# start of MATERIAL SHOWN
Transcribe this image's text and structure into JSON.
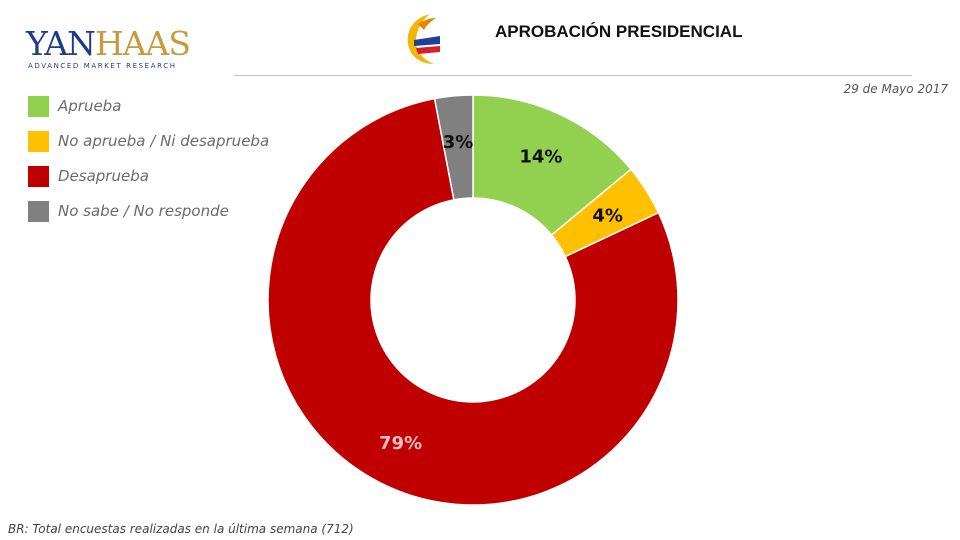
{
  "brand": {
    "logo_word_a": "YAN",
    "logo_word_b": "HAAS",
    "logo_tagline": "ADVANCED MARKET RESEARCH"
  },
  "header": {
    "title": "APROBACIÓN PRESIDENCIAL",
    "date": "29 de Mayo 2017"
  },
  "footer": {
    "note": "BR: Total encuestas realizadas en la última semana (712)"
  },
  "chart_data": {
    "type": "pie",
    "donut": true,
    "categories": [
      "Aprueba",
      "No aprueba / Ni desaprueba",
      "Desaprueba",
      "No sabe /  No responde"
    ],
    "values": [
      14,
      4,
      79,
      3
    ],
    "labels": [
      "14%",
      "4%",
      "79%",
      "3%"
    ],
    "colors": [
      "#92d050",
      "#ffc000",
      "#c00000",
      "#808080"
    ],
    "label_colors": [
      "#111111",
      "#111111",
      "#f2c0c0",
      "#111111"
    ],
    "legend_position": "top-left"
  }
}
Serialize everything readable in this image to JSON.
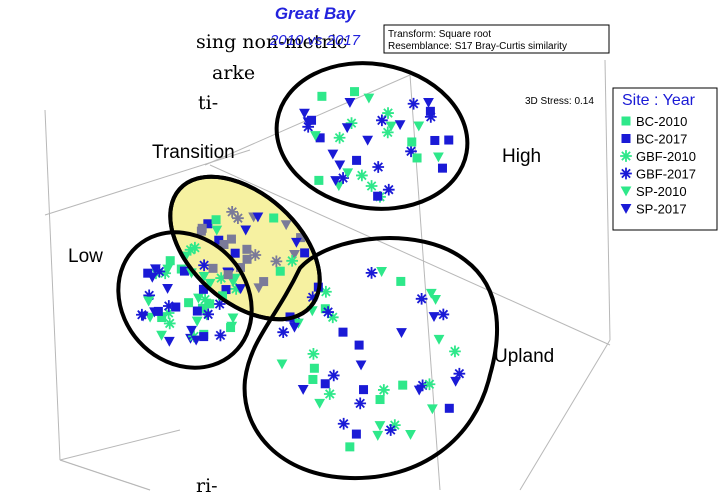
{
  "title": "Great Bay",
  "subtitle": "2010 vs 2017",
  "notes": [
    "Transform: Square root",
    "Resemblance: S17 Bray-Curtis similarity"
  ],
  "stress": "3D Stress: 0.14",
  "legend": {
    "title": "Site : Year",
    "items": [
      {
        "label": "BC-2010",
        "marker": "square",
        "color": "#2ee88a"
      },
      {
        "label": "BC-2017",
        "marker": "square",
        "color": "#1a1ad6"
      },
      {
        "label": "GBF-2010",
        "marker": "asterisk",
        "color": "#2ee88a"
      },
      {
        "label": "GBF-2017",
        "marker": "asterisk",
        "color": "#1a1ad6"
      },
      {
        "label": "SP-2010",
        "marker": "triangle",
        "color": "#2ee88a"
      },
      {
        "label": "SP-2017",
        "marker": "triangle",
        "color": "#1a1ad6"
      }
    ]
  },
  "regions": [
    "Transition",
    "High",
    "Low",
    "Upland"
  ],
  "fragments": [
    "sing non-metric",
    "arke",
    "ti-",
    "ri-"
  ]
}
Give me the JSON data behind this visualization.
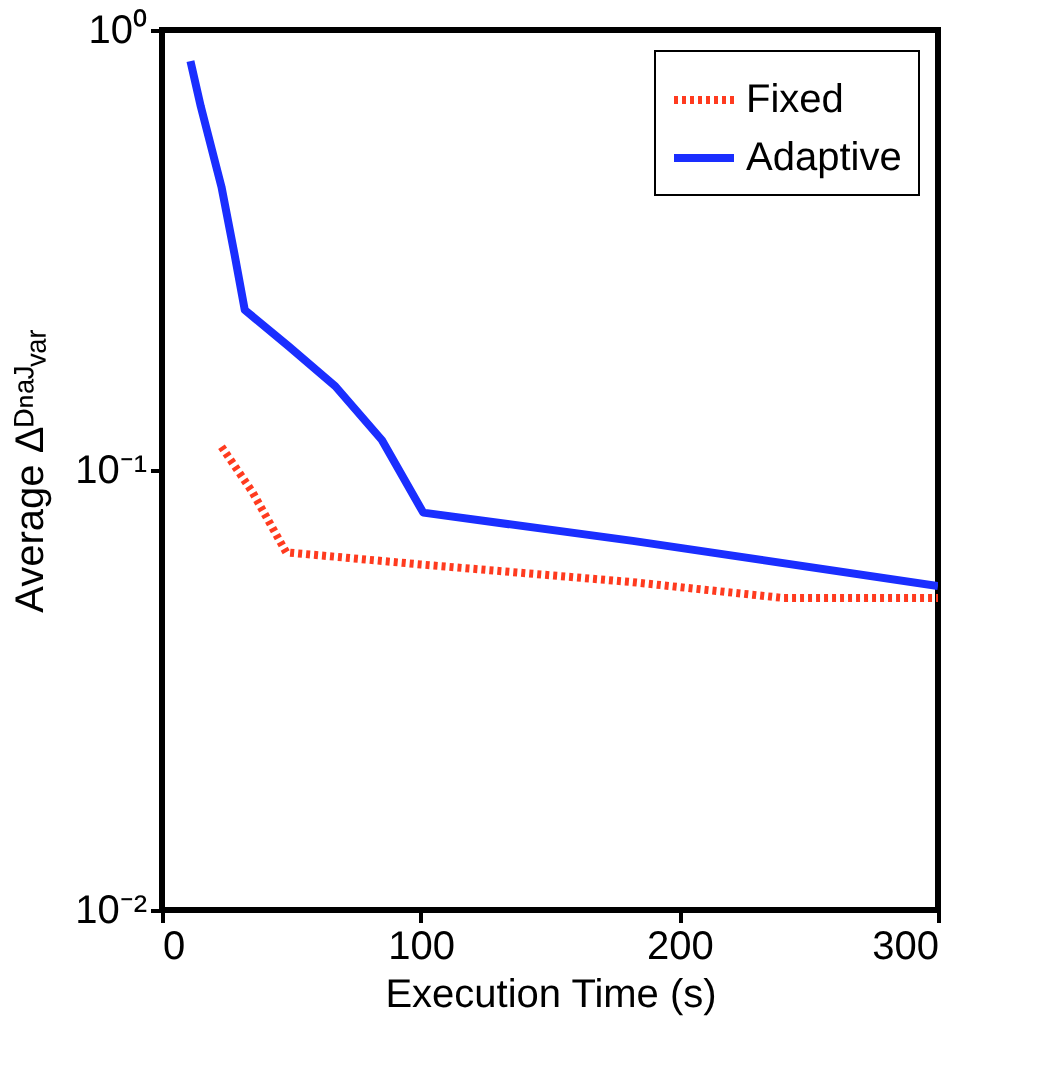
{
  "chart_data": {
    "type": "line",
    "xlabel": "Execution Time (s)",
    "ylabel": "Average Δᴰⁿᵃᴶᵥₐᵣ",
    "xlim": [
      0,
      300
    ],
    "xticks": [
      0,
      100,
      200,
      300
    ],
    "ylim": [
      0.01,
      1
    ],
    "yticks": [
      {
        "value": 0.01,
        "label": "10⁻²"
      },
      {
        "value": 0.1,
        "label": "10⁻¹"
      },
      {
        "value": 1,
        "label": "10⁰"
      }
    ],
    "log": "y",
    "grid": false,
    "legend": "top right",
    "series": [
      {
        "name": "Fixed",
        "color": "#ff3b1f",
        "line_style": "dotted",
        "x": [
          23,
          35,
          48,
          100,
          182,
          240,
          300
        ],
        "values": [
          0.113,
          0.089,
          0.065,
          0.061,
          0.0556,
          0.0512,
          0.0512
        ]
      },
      {
        "name": "Adaptive",
        "color": "#1a2eff",
        "line_style": "solid",
        "x": [
          11,
          15,
          23,
          28,
          32,
          49,
          67,
          85,
          101,
          182,
          300
        ],
        "values": [
          0.85,
          0.67,
          0.44,
          0.31,
          0.231,
          0.191,
          0.155,
          0.117,
          0.08,
          0.069,
          0.0545
        ]
      }
    ]
  }
}
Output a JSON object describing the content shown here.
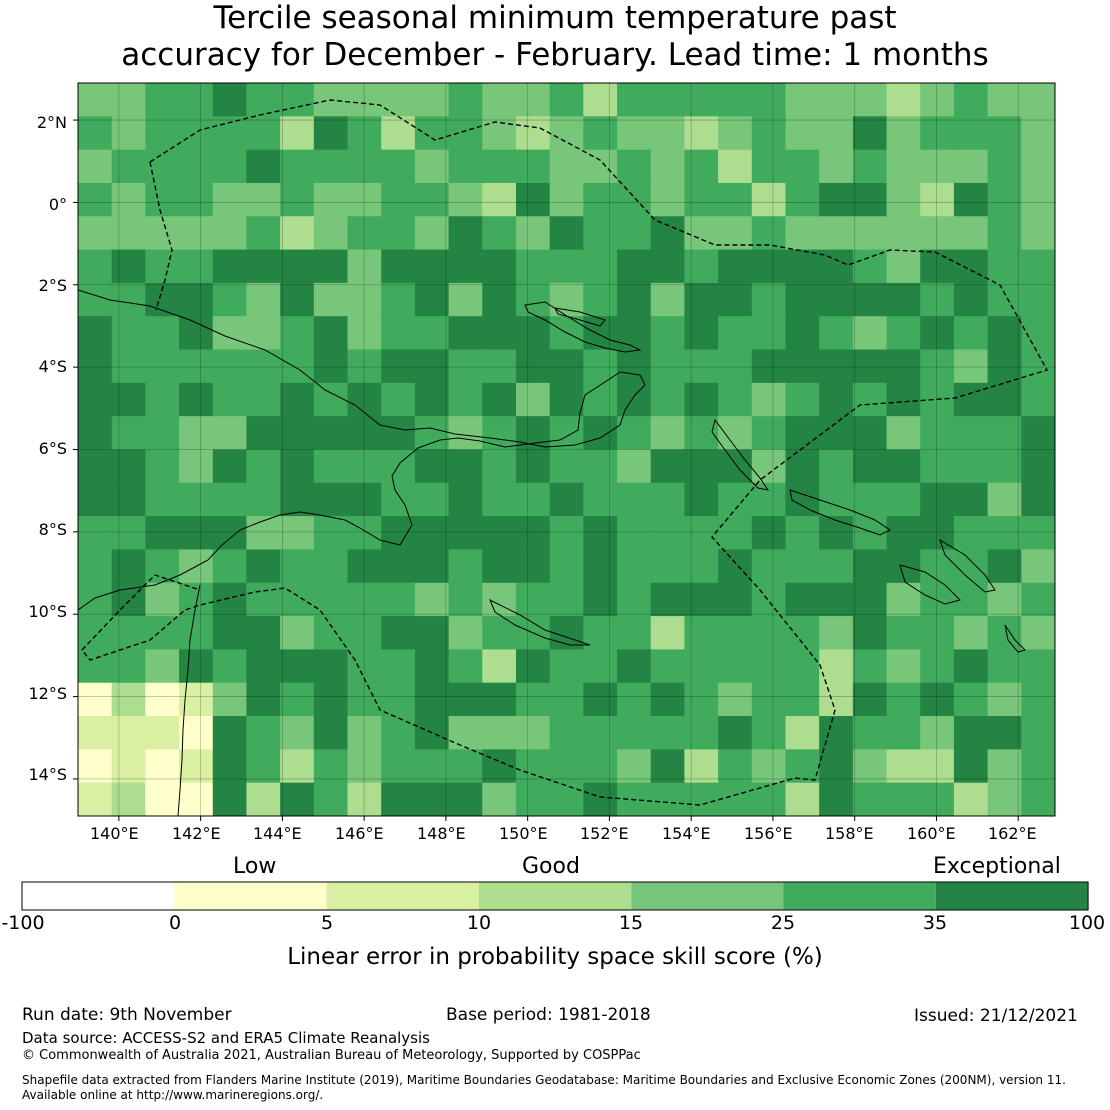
{
  "title": {
    "line1": "Tercile seasonal minimum temperature past",
    "line2": "accuracy for December - February. Lead time: 1 months"
  },
  "map": {
    "lat_labels": [
      "2°N",
      "0°",
      "2°S",
      "4°S",
      "6°S",
      "8°S",
      "10°S",
      "12°S",
      "14°S"
    ],
    "lon_labels": [
      "140°E",
      "142°E",
      "144°E",
      "146°E",
      "148°E",
      "150°E",
      "152°E",
      "154°E",
      "156°E",
      "158°E",
      "160°E",
      "162°E"
    ],
    "lat_range": [
      2.9,
      -14.9
    ],
    "lon_range": [
      139.0,
      162.9
    ]
  },
  "legend": {
    "category_labels": [
      "Low",
      "Good",
      "Exceptional"
    ],
    "tick_labels": [
      "-100",
      "0",
      "5",
      "10",
      "15",
      "25",
      "35",
      "100"
    ],
    "colors": [
      "#ffffff",
      "#ffffcc",
      "#d9f0a3",
      "#addd8e",
      "#78c679",
      "#41ab5d",
      "#238443"
    ],
    "title": "Linear error in probability space skill score (%)"
  },
  "footer": {
    "run_date": "Run date: 9th November",
    "base_period": "Base period: 1981-2018",
    "issued": "Issued: 21/12/2021",
    "data_source": "Data source: ACCESS-S2 and ERA5 Climate Reanalysis",
    "copyright": "© Commonwealth of Australia 2021, Australian Bureau of Meteorology, Supported by COSPPac",
    "shapefile_line1": "Shapefile data extracted from Flanders Marine Institute (2019), Maritime Boundaries Geodatabase: Maritime Boundaries and Exclusive Economic Zones (200NM), version 11.",
    "shapefile_line2": "Available online at http://www.marineregions.org/."
  }
}
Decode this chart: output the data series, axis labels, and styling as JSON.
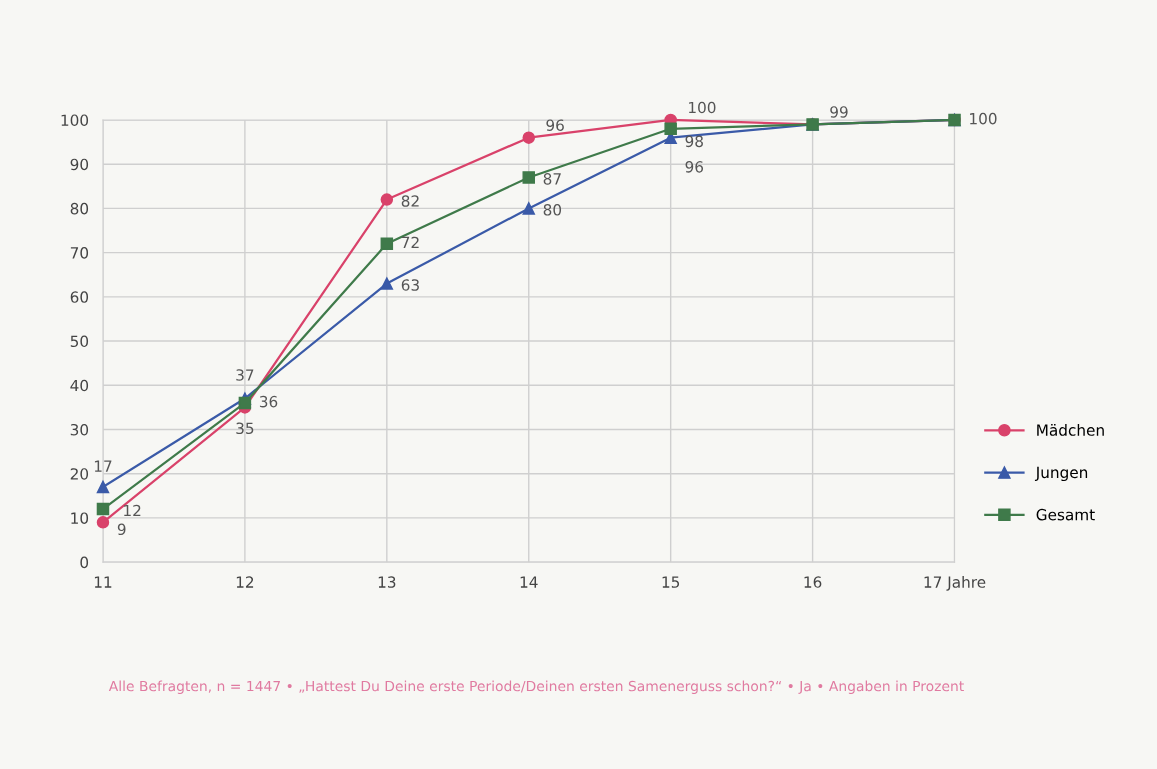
{
  "chart_data": {
    "type": "line",
    "categories": [
      "11",
      "12",
      "13",
      "14",
      "15",
      "16",
      "17 Jahre"
    ],
    "series": [
      {
        "name": "Mädchen",
        "color": "#d9426a",
        "marker": "circle",
        "values": [
          9,
          35,
          82,
          96,
          100,
          99,
          100
        ],
        "value_labels": [
          "9",
          "35",
          "82",
          "96",
          "100",
          null,
          null
        ]
      },
      {
        "name": "Jungen",
        "color": "#3a5aa8",
        "marker": "triangle",
        "values": [
          17,
          37,
          63,
          80,
          96,
          99,
          100
        ],
        "value_labels": [
          "17",
          "37",
          "63",
          "80",
          "96",
          "99",
          null
        ]
      },
      {
        "name": "Gesamt",
        "color": "#3f7a4a",
        "marker": "square",
        "values": [
          12,
          36,
          72,
          87,
          98,
          99,
          100
        ],
        "value_labels": [
          "12",
          "36",
          "72",
          "87",
          "98",
          null,
          "100"
        ]
      }
    ],
    "ylim": [
      0,
      100
    ],
    "yticks": [
      0,
      10,
      20,
      30,
      40,
      50,
      60,
      70,
      80,
      90,
      100
    ],
    "grid": true,
    "legend": "right",
    "line_style": "solid",
    "annotations": [
      "Alle Befragten, n = 1447 • „Hattest Du Deine erste Periode/Deinen ersten Samenerguss schon?“ • Ja • Angaben in Prozent"
    ]
  }
}
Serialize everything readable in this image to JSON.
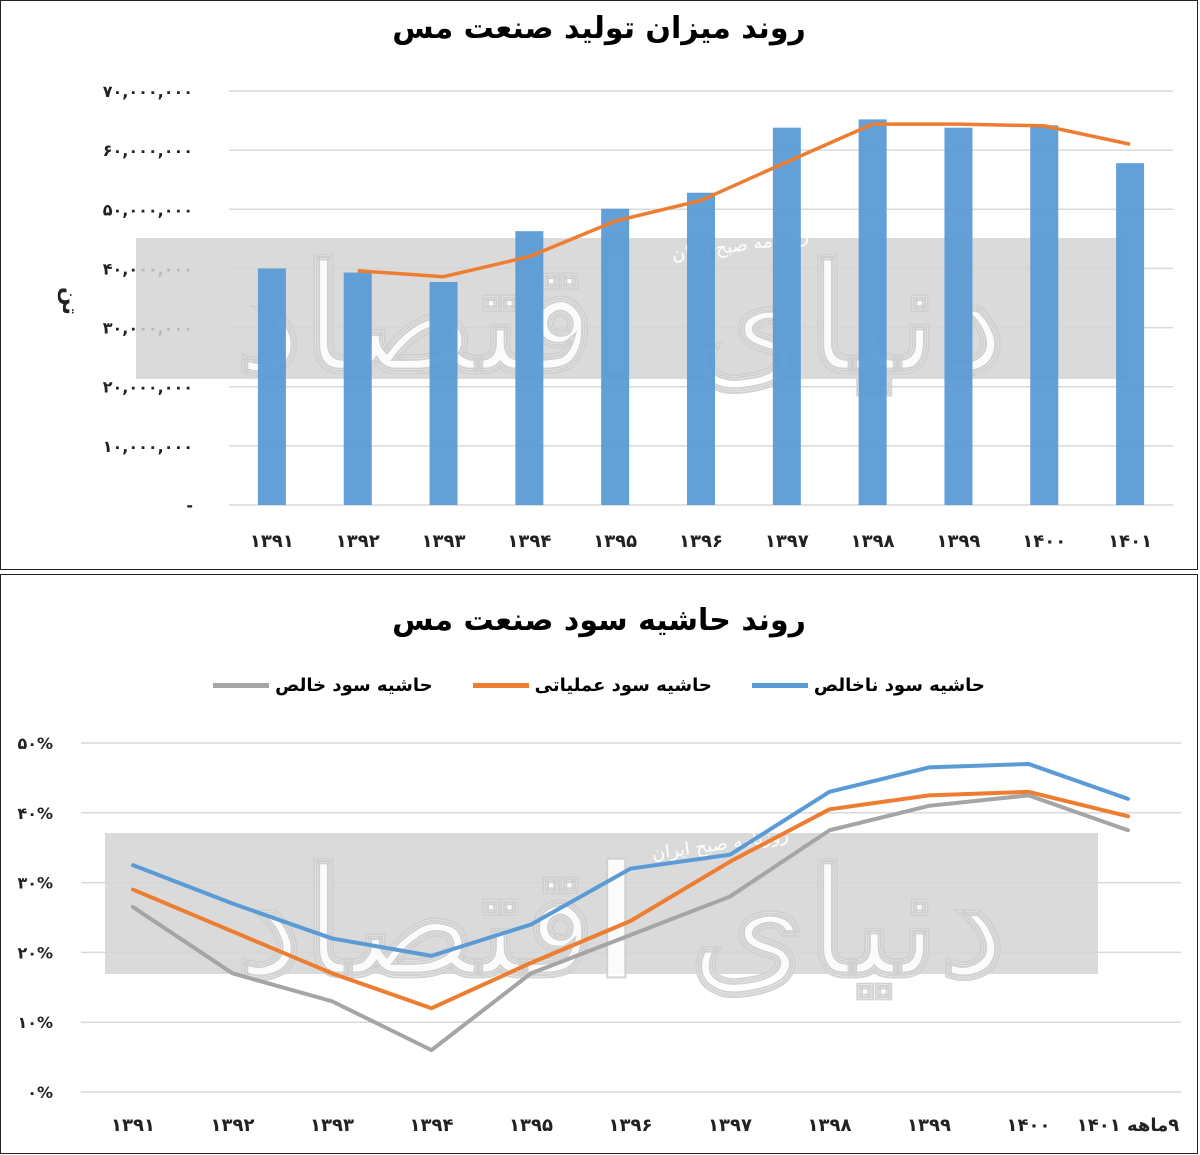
{
  "charts": [
    {
      "title": "روند میزان تولید صنعت مس",
      "ylabel": "تن"
    },
    {
      "title": "روند حاشیه سود صنعت مس"
    }
  ],
  "watermark": {
    "logo_text": "دنیای اقتصاد",
    "caption": "روزنامه صبح ایران"
  },
  "colors": {
    "blue": "#5b9bd5",
    "orange": "#ed7d31",
    "gray": "#a5a5a5",
    "grid": "#d9d9d9"
  },
  "chart_data": [
    {
      "type": "bar",
      "title": "روند میزان تولید صنعت مس",
      "ylabel": "تن",
      "categories": [
        "۱۳۹۱",
        "۱۳۹۲",
        "۱۳۹۳",
        "۱۳۹۴",
        "۱۳۹۵",
        "۱۳۹۶",
        "۱۳۹۷",
        "۱۳۹۸",
        "۱۳۹۹",
        "۱۴۰۰",
        "۱۴۰۱"
      ],
      "yticks": [
        "-",
        "۱۰,۰۰۰,۰۰۰",
        "۲۰,۰۰۰,۰۰۰",
        "۳۰,۰۰۰,۰۰۰",
        "۴۰,۰۰۰,۰۰۰",
        "۵۰,۰۰۰,۰۰۰",
        "۶۰,۰۰۰,۰۰۰",
        "۷۰,۰۰۰,۰۰۰"
      ],
      "ylim": [
        0,
        70000000
      ],
      "grid": true,
      "series": [
        {
          "kind": "bar",
          "color": "#5b9bd5",
          "values": [
            40000000,
            39300000,
            37700000,
            46300000,
            50100000,
            52800000,
            63800000,
            65200000,
            63800000,
            64200000,
            57800000
          ]
        },
        {
          "kind": "line",
          "color": "#ed7d31",
          "values": [
            null,
            39600000,
            38600000,
            42000000,
            48000000,
            51500000,
            58000000,
            64400000,
            64400000,
            64100000,
            61000000
          ]
        }
      ]
    },
    {
      "type": "line",
      "title": "روند حاشیه سود صنعت مس",
      "categories": [
        "۱۳۹۱",
        "۱۳۹۲",
        "۱۳۹۳",
        "۱۳۹۴",
        "۱۳۹۵",
        "۱۳۹۶",
        "۱۳۹۷",
        "۱۳۹۸",
        "۱۳۹۹",
        "۱۴۰۰",
        "۹ماهه ۱۴۰۱"
      ],
      "yticks": [
        "۰%",
        "۱۰%",
        "۲۰%",
        "۳۰%",
        "۴۰%",
        "۵۰%"
      ],
      "ylim": [
        0,
        50
      ],
      "grid": true,
      "legend": "top",
      "series": [
        {
          "name": "حاشیه سود ناخالص",
          "color": "#5b9bd5",
          "values": [
            32.5,
            27.0,
            22.0,
            19.5,
            24.0,
            32.0,
            34.0,
            43.0,
            46.5,
            47.0,
            42.0
          ]
        },
        {
          "name": "حاشیه سود عملیاتی",
          "color": "#ed7d31",
          "values": [
            29.0,
            23.0,
            17.0,
            12.0,
            18.5,
            24.5,
            33.0,
            40.5,
            42.5,
            43.0,
            39.5
          ]
        },
        {
          "name": "حاشیه سود خالص",
          "color": "#a5a5a5",
          "values": [
            26.5,
            17.0,
            13.0,
            6.0,
            17.0,
            22.5,
            28.0,
            37.5,
            41.0,
            42.5,
            37.5
          ]
        }
      ]
    }
  ]
}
# end of MATERIAL SHOWN
EXERCISE BRIEF =>
Filter the listing above by the word "type"; copy each line that passes.

OUTPUT FOR THIS TASK =>
    "type": "pie",
    "type": "line",
    "type": "line",
      "type": "bar",
      "type": "line",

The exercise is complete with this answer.